(Stored entries)

>>>>

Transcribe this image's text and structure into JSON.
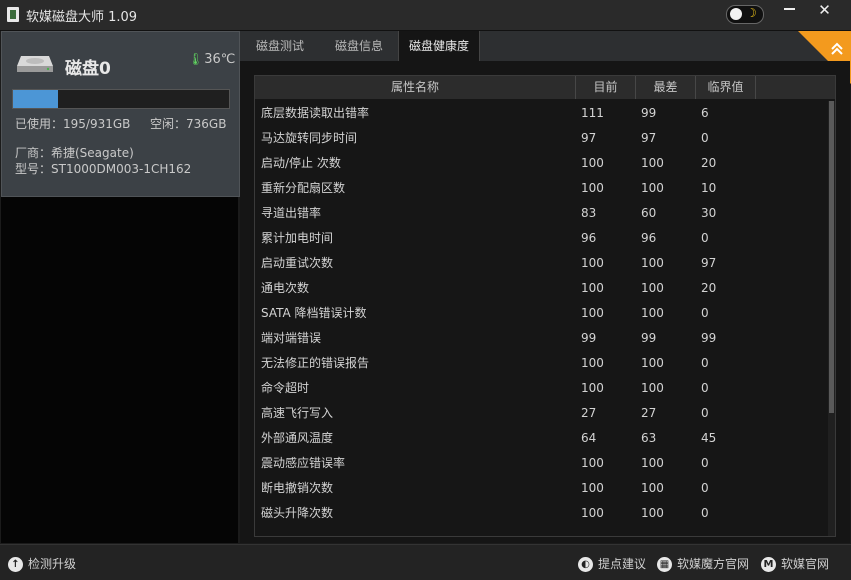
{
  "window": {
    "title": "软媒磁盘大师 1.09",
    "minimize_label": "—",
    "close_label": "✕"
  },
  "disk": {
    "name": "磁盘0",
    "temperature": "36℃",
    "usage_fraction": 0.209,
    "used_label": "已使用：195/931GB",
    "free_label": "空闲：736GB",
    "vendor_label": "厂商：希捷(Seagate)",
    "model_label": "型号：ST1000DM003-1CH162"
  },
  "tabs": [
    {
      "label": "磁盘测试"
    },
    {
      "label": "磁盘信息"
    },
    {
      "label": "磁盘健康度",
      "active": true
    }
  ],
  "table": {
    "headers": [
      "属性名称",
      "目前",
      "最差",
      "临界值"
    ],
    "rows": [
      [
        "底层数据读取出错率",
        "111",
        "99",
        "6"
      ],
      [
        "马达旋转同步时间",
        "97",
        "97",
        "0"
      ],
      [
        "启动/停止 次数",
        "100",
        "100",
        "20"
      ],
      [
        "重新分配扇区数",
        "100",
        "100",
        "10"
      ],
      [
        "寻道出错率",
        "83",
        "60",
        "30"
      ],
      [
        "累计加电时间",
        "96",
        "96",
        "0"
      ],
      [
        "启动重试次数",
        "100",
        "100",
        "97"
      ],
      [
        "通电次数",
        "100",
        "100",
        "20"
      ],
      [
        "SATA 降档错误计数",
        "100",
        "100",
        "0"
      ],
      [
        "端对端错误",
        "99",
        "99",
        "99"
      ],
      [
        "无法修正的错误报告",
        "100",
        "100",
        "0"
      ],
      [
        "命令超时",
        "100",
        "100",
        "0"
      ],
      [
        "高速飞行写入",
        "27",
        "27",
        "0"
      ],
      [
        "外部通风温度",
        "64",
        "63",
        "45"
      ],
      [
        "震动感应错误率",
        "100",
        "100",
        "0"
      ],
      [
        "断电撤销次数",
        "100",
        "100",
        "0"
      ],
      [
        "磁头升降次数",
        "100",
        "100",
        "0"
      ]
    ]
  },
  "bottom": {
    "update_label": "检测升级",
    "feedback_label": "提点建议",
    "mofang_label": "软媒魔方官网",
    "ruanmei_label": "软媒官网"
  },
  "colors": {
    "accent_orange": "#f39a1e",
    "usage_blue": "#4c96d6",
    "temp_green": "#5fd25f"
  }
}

<<<<
>>>>

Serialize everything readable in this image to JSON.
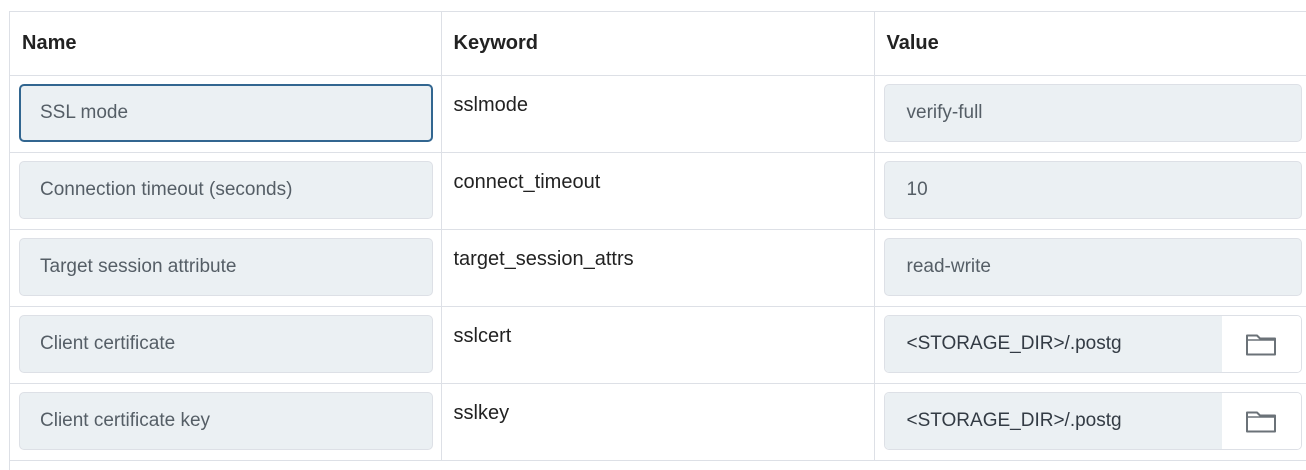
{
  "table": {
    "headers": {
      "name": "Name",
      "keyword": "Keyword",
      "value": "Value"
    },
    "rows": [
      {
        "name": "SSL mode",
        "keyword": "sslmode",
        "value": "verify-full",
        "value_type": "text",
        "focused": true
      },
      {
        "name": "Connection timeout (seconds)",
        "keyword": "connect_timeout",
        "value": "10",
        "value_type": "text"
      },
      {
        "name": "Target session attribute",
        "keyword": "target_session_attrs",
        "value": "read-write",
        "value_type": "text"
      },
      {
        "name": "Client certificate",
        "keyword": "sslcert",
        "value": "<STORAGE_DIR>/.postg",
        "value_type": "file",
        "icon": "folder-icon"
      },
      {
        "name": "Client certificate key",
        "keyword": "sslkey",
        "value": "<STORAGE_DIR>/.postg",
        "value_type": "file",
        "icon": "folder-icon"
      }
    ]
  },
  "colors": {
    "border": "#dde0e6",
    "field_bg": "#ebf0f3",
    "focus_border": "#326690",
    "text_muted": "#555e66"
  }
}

<<<<

TASK REQUIREMENTS
Where does the word "certificate" appear in the listing? List each line that holds it.

TASK RESULT
        "name": "Client certificate",
        "name": "Client certificate key",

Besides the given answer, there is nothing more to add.